> _SET TASK_: Each entry below should be returned exactly as is, with the pictures removed.

[Records from a data source]
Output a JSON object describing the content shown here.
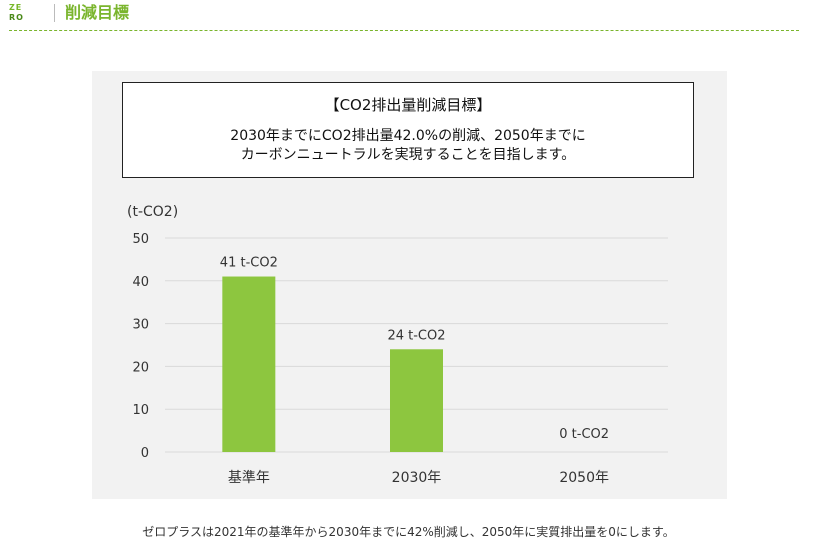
{
  "header": {
    "logo_top": "ZE",
    "logo_bottom": "RO",
    "title": "削減目標"
  },
  "goal_box": {
    "title": "【CO2排出量削減目標】",
    "line1": "2030年までにCO2排出量42.0%の削減、2050年までに",
    "line2": "カーボンニュートラルを実現することを目指します。"
  },
  "chart_data": {
    "type": "bar",
    "ylabel": "(t-CO2)",
    "categories": [
      "基準年",
      "2030年",
      "2050年"
    ],
    "values": [
      41,
      24,
      0
    ],
    "data_labels": [
      "41 t-CO2",
      "24 t-CO2",
      "0 t-CO2"
    ],
    "ylim": [
      0,
      50
    ],
    "yticks": [
      0,
      10,
      20,
      30,
      40,
      50
    ],
    "grid": true,
    "bar_color": "#8dc63f",
    "grid_color": "#d9d9d9"
  },
  "caption": "ゼロプラスは2021年の基準年から2030年までに42%削減し、2050年に実質排出量を0にします。"
}
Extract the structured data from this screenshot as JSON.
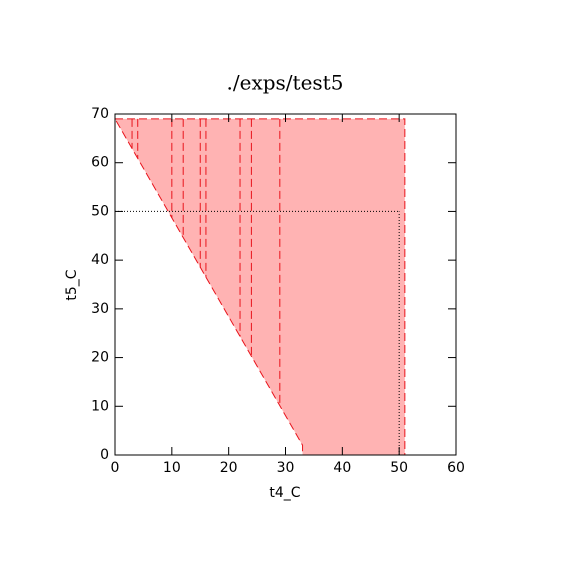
{
  "chart_data": {
    "type": "region",
    "title": "./exps/test5",
    "x_label": "t4_C",
    "y_label": "t5_C",
    "xlim": [
      0,
      60
    ],
    "ylim": [
      0,
      70
    ],
    "xticks": [
      0,
      10,
      20,
      30,
      40,
      50,
      60
    ],
    "yticks": [
      0,
      10,
      20,
      30,
      40,
      50,
      60,
      70
    ],
    "fill_color": "#ffb3b3",
    "line_color": "#e8141c",
    "region": {
      "x": [
        0,
        51,
        51,
        33,
        33
      ],
      "y": [
        69,
        69,
        0,
        0,
        2
      ]
    },
    "dashed_lines": [
      {
        "x": [
          3,
          3
        ],
        "y": [
          69,
          62.9
        ]
      },
      {
        "x": [
          4,
          4
        ],
        "y": [
          69,
          60.9
        ]
      },
      {
        "x": [
          10,
          10
        ],
        "y": [
          69,
          48.7
        ]
      },
      {
        "x": [
          12,
          12
        ],
        "y": [
          69,
          44.6
        ]
      },
      {
        "x": [
          15,
          15
        ],
        "y": [
          69,
          38.5
        ]
      },
      {
        "x": [
          16,
          16
        ],
        "y": [
          69,
          36.5
        ]
      },
      {
        "x": [
          22,
          22
        ],
        "y": [
          69,
          24.3
        ]
      },
      {
        "x": [
          24,
          24
        ],
        "y": [
          69,
          20.3
        ]
      },
      {
        "x": [
          29,
          29
        ],
        "y": [
          69,
          10.1
        ]
      }
    ],
    "reference_lines": [
      {
        "x": [
          0,
          50
        ],
        "y": [
          50,
          50
        ]
      },
      {
        "x": [
          50,
          50
        ],
        "y": [
          0,
          50
        ]
      }
    ]
  }
}
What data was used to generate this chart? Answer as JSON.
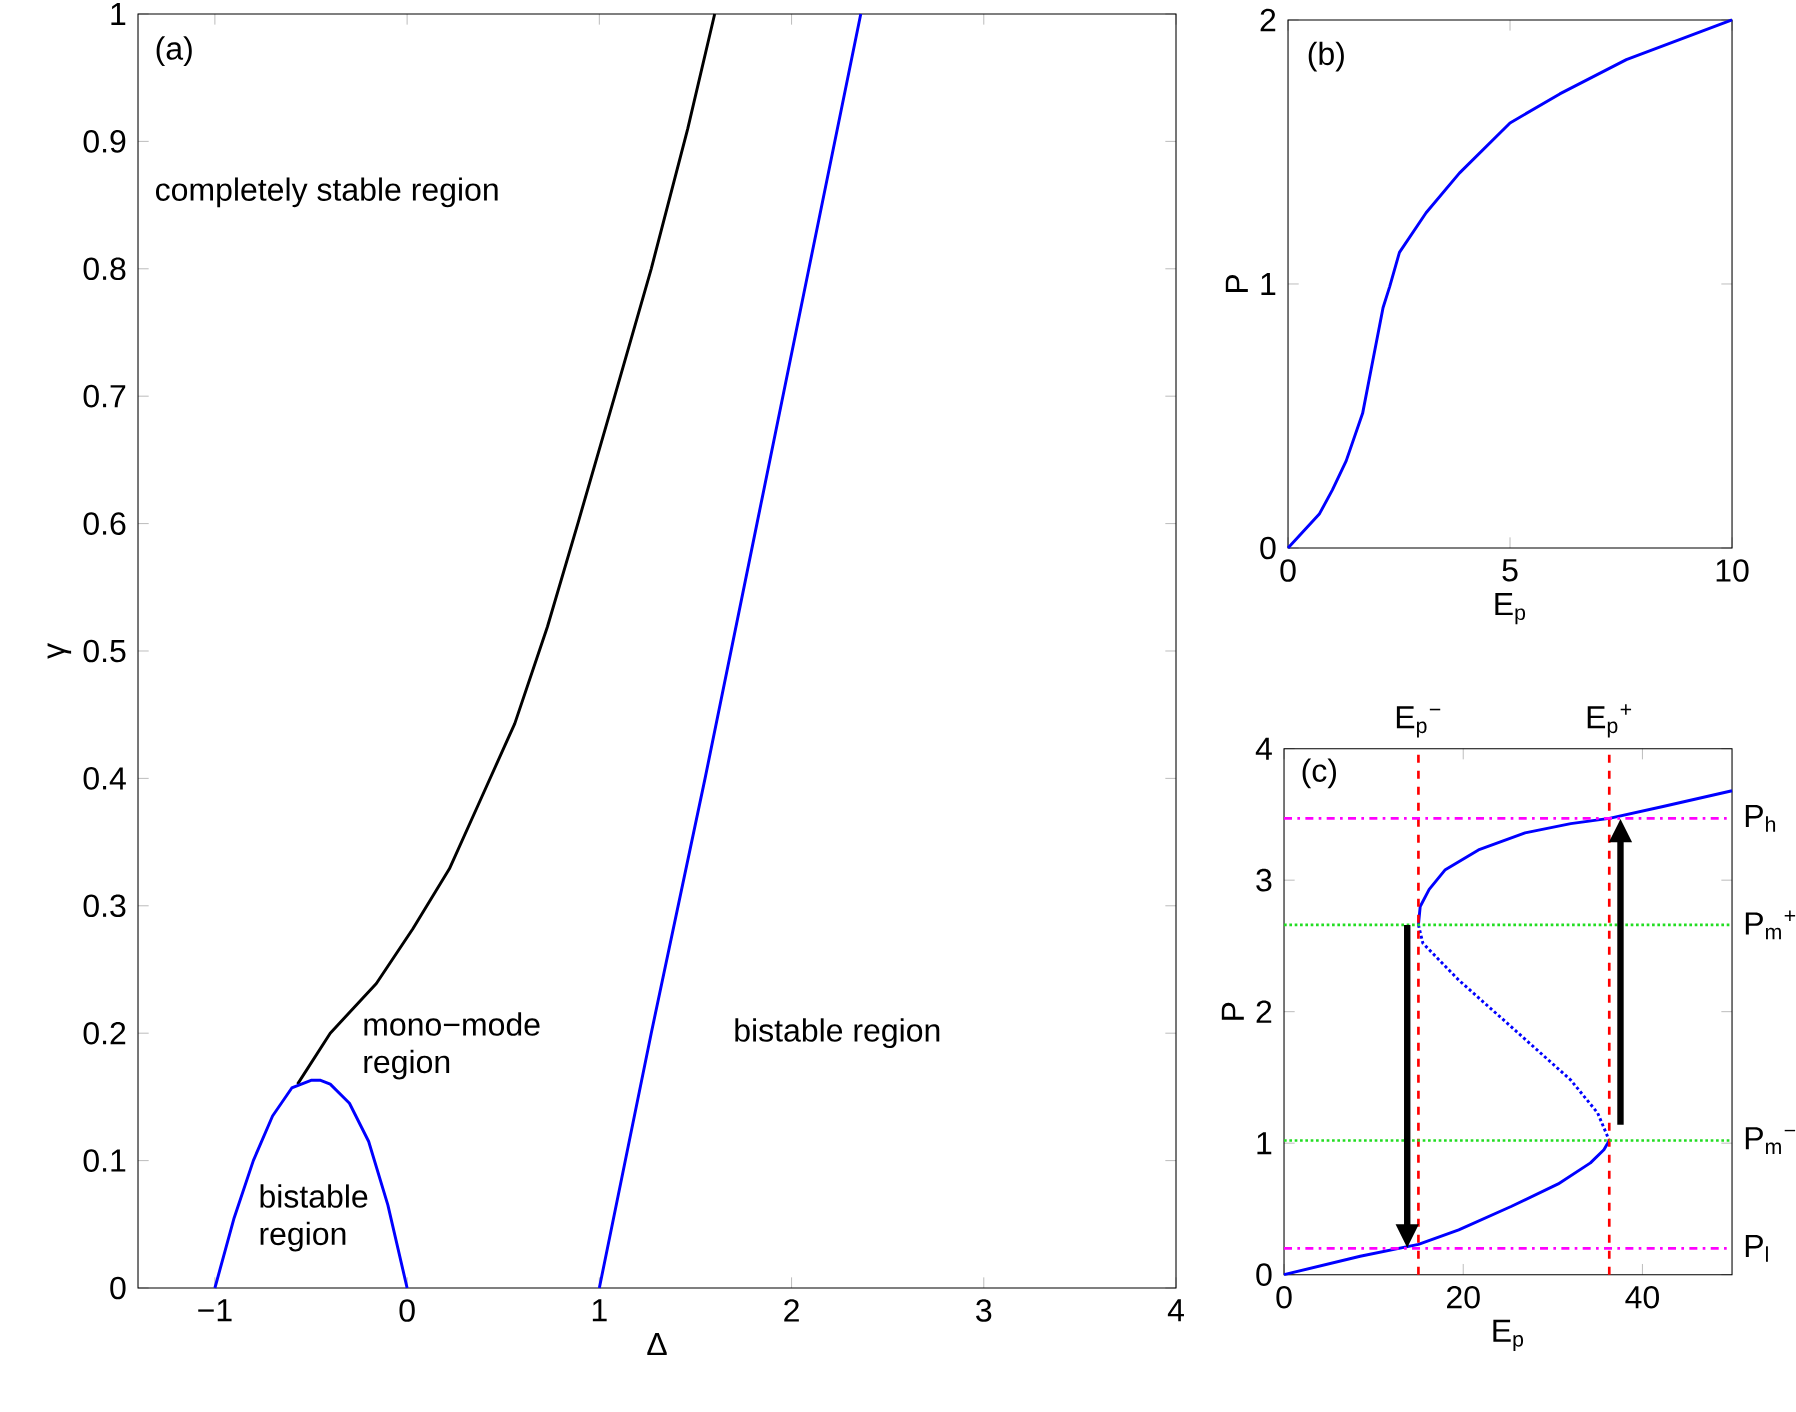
{
  "chart_data": [
    {
      "type": "line",
      "xlabel": "Δ",
      "ylabel": "γ",
      "xlim": [
        -1.4,
        4
      ],
      "ylim": [
        0,
        1
      ],
      "xticks": [
        {
          "value": -1,
          "label": "−1"
        },
        0,
        1,
        2,
        3,
        4
      ],
      "yticks": [
        0,
        0.1,
        0.2,
        0.3,
        0.4,
        0.5,
        0.6,
        0.7,
        0.8,
        0.9,
        1
      ],
      "annotations": [
        "(a)",
        "completely stable region",
        "mono−mode region",
        "bistable region",
        "bistable region"
      ],
      "series": [
        {
          "color": "#000000",
          "x": [
            -0.57,
            -0.4,
            -0.16,
            0.03,
            0.22,
            0.39,
            0.56,
            0.73,
            0.89,
            1.08,
            1.27,
            1.46,
            1.6
          ],
          "values": [
            0.16,
            0.2,
            0.239,
            0.282,
            0.329,
            0.386,
            0.443,
            0.519,
            0.601,
            0.7,
            0.8,
            0.91,
            1.0
          ]
        },
        {
          "color": "#0000ff",
          "x": [
            -1,
            -0.9,
            -0.8,
            -0.7,
            -0.6,
            -0.5,
            -0.45,
            -0.4,
            -0.3,
            -0.2,
            -0.1,
            0
          ],
          "values": [
            0,
            0.055,
            0.1,
            0.135,
            0.157,
            0.163,
            0.163,
            0.16,
            0.145,
            0.115,
            0.065,
            0
          ]
        },
        {
          "color": "#0000ff",
          "x": [
            1,
            1.27,
            1.55,
            1.82,
            2.09,
            2.36
          ],
          "values": [
            0,
            0.2,
            0.4,
            0.6,
            0.8,
            1.0
          ]
        }
      ]
    },
    {
      "type": "line",
      "xlabel": "E$_{p}$",
      "ylabel": "P",
      "xlim": [
        0,
        10
      ],
      "ylim": [
        0,
        2
      ],
      "xticks": [
        0,
        5,
        10
      ],
      "yticks": [
        0,
        1,
        2
      ],
      "annotations": [
        "(b)"
      ],
      "series": [
        {
          "color": "#0000ff",
          "x": [
            0,
            0.71,
            1.0,
            1.31,
            1.68,
            1.91,
            2.14,
            2.29,
            2.51,
            3.11,
            3.86,
            5,
            6.12,
            7.62,
            10
          ],
          "values": [
            0,
            0.13,
            0.22,
            0.33,
            0.51,
            0.71,
            0.91,
            0.99,
            1.12,
            1.27,
            1.42,
            1.61,
            1.72,
            1.85,
            2
          ]
        }
      ]
    },
    {
      "type": "line",
      "xlabel": "E$_{p}$",
      "ylabel": "P",
      "xlim": [
        0,
        50
      ],
      "ylim": [
        0,
        4
      ],
      "xticks": [
        0,
        20,
        40
      ],
      "yticks": [
        0,
        1,
        2,
        3,
        4
      ],
      "annotations": [
        "(c)"
      ],
      "ref_lines": [
        {
          "axis": "x",
          "value": 15,
          "label": "E$_{p}$$^{−}$",
          "color": "#ff0000",
          "line_style": "dashed"
        },
        {
          "axis": "x",
          "value": 36.3,
          "label": "E$_{p}$$^{+}$",
          "color": "#ff0000",
          "line_style": "dashed"
        },
        {
          "axis": "y",
          "value": 3.47,
          "label": "P$_{h}$",
          "color": "#ff00ff",
          "line_style": "dashdot"
        },
        {
          "axis": "y",
          "value": 2.66,
          "label": "P$_{m}$$^{+}$",
          "color": "#22dd22",
          "line_style": "dotted"
        },
        {
          "axis": "y",
          "value": 1.02,
          "label": "P$_{m}$$^{−}$",
          "color": "#22dd22",
          "line_style": "dotted"
        },
        {
          "axis": "y",
          "value": 0.2,
          "label": "P$_{l}$",
          "color": "#ff00ff",
          "line_style": "dashdot"
        }
      ],
      "series": [
        {
          "color": "#0000ff",
          "x": [
            0,
            8.5,
            15,
            19.5,
            25.4,
            30.6,
            34.2,
            35.7,
            36.3
          ],
          "values": [
            0,
            0.14,
            0.23,
            0.34,
            0.52,
            0.69,
            0.85,
            0.95,
            1.02
          ]
        },
        {
          "color": "#0000ff",
          "line_style": "dotted",
          "x": [
            15,
            15.5,
            19.5,
            26.1,
            32,
            35,
            36.3
          ],
          "values": [
            2.66,
            2.52,
            2.24,
            1.84,
            1.48,
            1.23,
            1.02
          ]
        },
        {
          "color": "#0000ff",
          "x": [
            15,
            15.2,
            16.2,
            18,
            21.7,
            26.9,
            32,
            36.3,
            42.3,
            50
          ],
          "values": [
            2.66,
            2.8,
            2.93,
            3.08,
            3.23,
            3.36,
            3.43,
            3.47,
            3.56,
            3.68
          ]
        }
      ]
    }
  ]
}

> _RESPONSE TO THE EXERCISE_:
Output a JSON object describing the content shown here.
{
  "header": {
    "logo_top": "ZE",
    "logo_bottom": "RO",
    "title": "削減目標"
  },
  "goal_box": {
    "title": "【CO2排出量削減目標】",
    "line1": "2030年までにCO2排出量42.0%の削減、2050年までに",
    "line2": "カーボンニュートラルを実現することを目指します。"
  },
  "chart_data": {
    "type": "bar",
    "ylabel": "(t-CO2)",
    "categories": [
      "基準年",
      "2030年",
      "2050年"
    ],
    "values": [
      41,
      24,
      0
    ],
    "data_labels": [
      "41 t-CO2",
      "24 t-CO2",
      "0 t-CO2"
    ],
    "ylim": [
      0,
      50
    ],
    "yticks": [
      0,
      10,
      20,
      30,
      40,
      50
    ],
    "grid": true,
    "bar_color": "#8dc63f",
    "grid_color": "#d9d9d9"
  },
  "caption": "ゼロプラスは2021年の基準年から2030年までに42%削減し、2050年に実質排出量を0にします。"
}
Extract the structured data from this screenshot as JSON.
{
  "chart_data": {
    "type": "region",
    "title": "./exps/test5",
    "x_label": "t4_C",
    "y_label": "t5_C",
    "xlim": [
      0,
      60
    ],
    "ylim": [
      0,
      70
    ],
    "xticks": [
      0,
      10,
      20,
      30,
      40,
      50,
      60
    ],
    "yticks": [
      0,
      10,
      20,
      30,
      40,
      50,
      60,
      70
    ],
    "fill_color": "#ffb3b3",
    "line_color": "#e8141c",
    "region": {
      "x": [
        0,
        51,
        51,
        33,
        33
      ],
      "y": [
        69,
        69,
        0,
        0,
        2
      ]
    },
    "dashed_lines": [
      {
        "x": [
          3,
          3
        ],
        "y": [
          69,
          62.9
        ]
      },
      {
        "x": [
          4,
          4
        ],
        "y": [
          69,
          60.9
        ]
      },
      {
        "x": [
          10,
          10
        ],
        "y": [
          69,
          48.7
        ]
      },
      {
        "x": [
          12,
          12
        ],
        "y": [
          69,
          44.6
        ]
      },
      {
        "x": [
          15,
          15
        ],
        "y": [
          69,
          38.5
        ]
      },
      {
        "x": [
          16,
          16
        ],
        "y": [
          69,
          36.5
        ]
      },
      {
        "x": [
          22,
          22
        ],
        "y": [
          69,
          24.3
        ]
      },
      {
        "x": [
          24,
          24
        ],
        "y": [
          69,
          20.3
        ]
      },
      {
        "x": [
          29,
          29
        ],
        "y": [
          69,
          10.1
        ]
      }
    ],
    "reference_lines": [
      {
        "x": [
          0,
          50
        ],
        "y": [
          50,
          50
        ]
      },
      {
        "x": [
          50,
          50
        ],
        "y": [
          0,
          50
        ]
      }
    ]
  }
}
What data was used to generate this chart? Answer as JSON.
{
  "chart_data": [
    {
      "type": "line",
      "xlabel": "Δ",
      "ylabel": "γ",
      "xlim": [
        -1.4,
        4
      ],
      "ylim": [
        0,
        1
      ],
      "xticks": [
        {
          "value": -1,
          "label": "−1"
        },
        0,
        1,
        2,
        3,
        4
      ],
      "yticks": [
        0,
        0.1,
        0.2,
        0.3,
        0.4,
        0.5,
        0.6,
        0.7,
        0.8,
        0.9,
        1
      ],
      "annotations": [
        "(a)",
        "completely stable region",
        "mono−mode region",
        "bistable region",
        "bistable region"
      ],
      "series": [
        {
          "color": "#000000",
          "x": [
            -0.57,
            -0.4,
            -0.16,
            0.03,
            0.22,
            0.39,
            0.56,
            0.73,
            0.89,
            1.08,
            1.27,
            1.46,
            1.6
          ],
          "values": [
            0.16,
            0.2,
            0.239,
            0.282,
            0.329,
            0.386,
            0.443,
            0.519,
            0.601,
            0.7,
            0.8,
            0.91,
            1.0
          ]
        },
        {
          "color": "#0000ff",
          "x": [
            -1,
            -0.9,
            -0.8,
            -0.7,
            -0.6,
            -0.5,
            -0.45,
            -0.4,
            -0.3,
            -0.2,
            -0.1,
            0
          ],
          "values": [
            0,
            0.055,
            0.1,
            0.135,
            0.157,
            0.163,
            0.163,
            0.16,
            0.145,
            0.115,
            0.065,
            0
          ]
        },
        {
          "color": "#0000ff",
          "x": [
            1,
            1.27,
            1.55,
            1.82,
            2.09,
            2.36
          ],
          "values": [
            0,
            0.2,
            0.4,
            0.6,
            0.8,
            1.0
          ]
        }
      ]
    },
    {
      "type": "line",
      "xlabel": "E$_{p}$",
      "ylabel": "P",
      "xlim": [
        0,
        10
      ],
      "ylim": [
        0,
        2
      ],
      "xticks": [
        0,
        5,
        10
      ],
      "yticks": [
        0,
        1,
        2
      ],
      "annotations": [
        "(b)"
      ],
      "series": [
        {
          "color": "#0000ff",
          "x": [
            0,
            0.71,
            1.0,
            1.31,
            1.68,
            1.91,
            2.14,
            2.29,
            2.51,
            3.11,
            3.86,
            5,
            6.12,
            7.62,
            10
          ],
          "values": [
            0,
            0.13,
            0.22,
            0.33,
            0.51,
            0.71,
            0.91,
            0.99,
            1.12,
            1.27,
            1.42,
            1.61,
            1.72,
            1.85,
            2
          ]
        }
      ]
    },
    {
      "type": "line",
      "xlabel": "E$_{p}$",
      "ylabel": "P",
      "xlim": [
        0,
        50
      ],
      "ylim": [
        0,
        4
      ],
      "xticks": [
        0,
        20,
        40
      ],
      "yticks": [
        0,
        1,
        2,
        3,
        4
      ],
      "annotations": [
        "(c)"
      ],
      "ref_lines": [
        {
          "axis": "x",
          "value": 15,
          "label": "E$_{p}$$^{−}$",
          "color": "#ff0000",
          "line_style": "dashed"
        },
        {
          "axis": "x",
          "value": 36.3,
          "label": "E$_{p}$$^{+}$",
          "color": "#ff0000",
          "line_style": "dashed"
        },
        {
          "axis": "y",
          "value": 3.47,
          "label": "P$_{h}$",
          "color": "#ff00ff",
          "line_style": "dashdot"
        },
        {
          "axis": "y",
          "value": 2.66,
          "label": "P$_{m}$$^{+}$",
          "color": "#22dd22",
          "line_style": "dotted"
        },
        {
          "axis": "y",
          "value": 1.02,
          "label": "P$_{m}$$^{−}$",
          "color": "#22dd22",
          "line_style": "dotted"
        },
        {
          "axis": "y",
          "value": 0.2,
          "label": "P$_{l}$",
          "color": "#ff00ff",
          "line_style": "dashdot"
        }
      ],
      "series": [
        {
          "color": "#0000ff",
          "x": [
            0,
            8.5,
            15,
            19.5,
            25.4,
            30.6,
            34.2,
            35.7,
            36.3
          ],
          "values": [
            0,
            0.14,
            0.23,
            0.34,
            0.52,
            0.69,
            0.85,
            0.95,
            1.02
          ]
        },
        {
          "color": "#0000ff",
          "line_style": "dotted",
          "x": [
            15,
            15.5,
            19.5,
            26.1,
            32,
            35,
            36.3
          ],
          "values": [
            2.66,
            2.52,
            2.24,
            1.84,
            1.48,
            1.23,
            1.02
          ]
        },
        {
          "color": "#0000ff",
          "x": [
            15,
            15.2,
            16.2,
            18,
            21.7,
            26.9,
            32,
            36.3,
            42.3,
            50
          ],
          "values": [
            2.66,
            2.8,
            2.93,
            3.08,
            3.23,
            3.36,
            3.43,
            3.47,
            3.56,
            3.68
          ]
        }
      ]
    }
  ]
}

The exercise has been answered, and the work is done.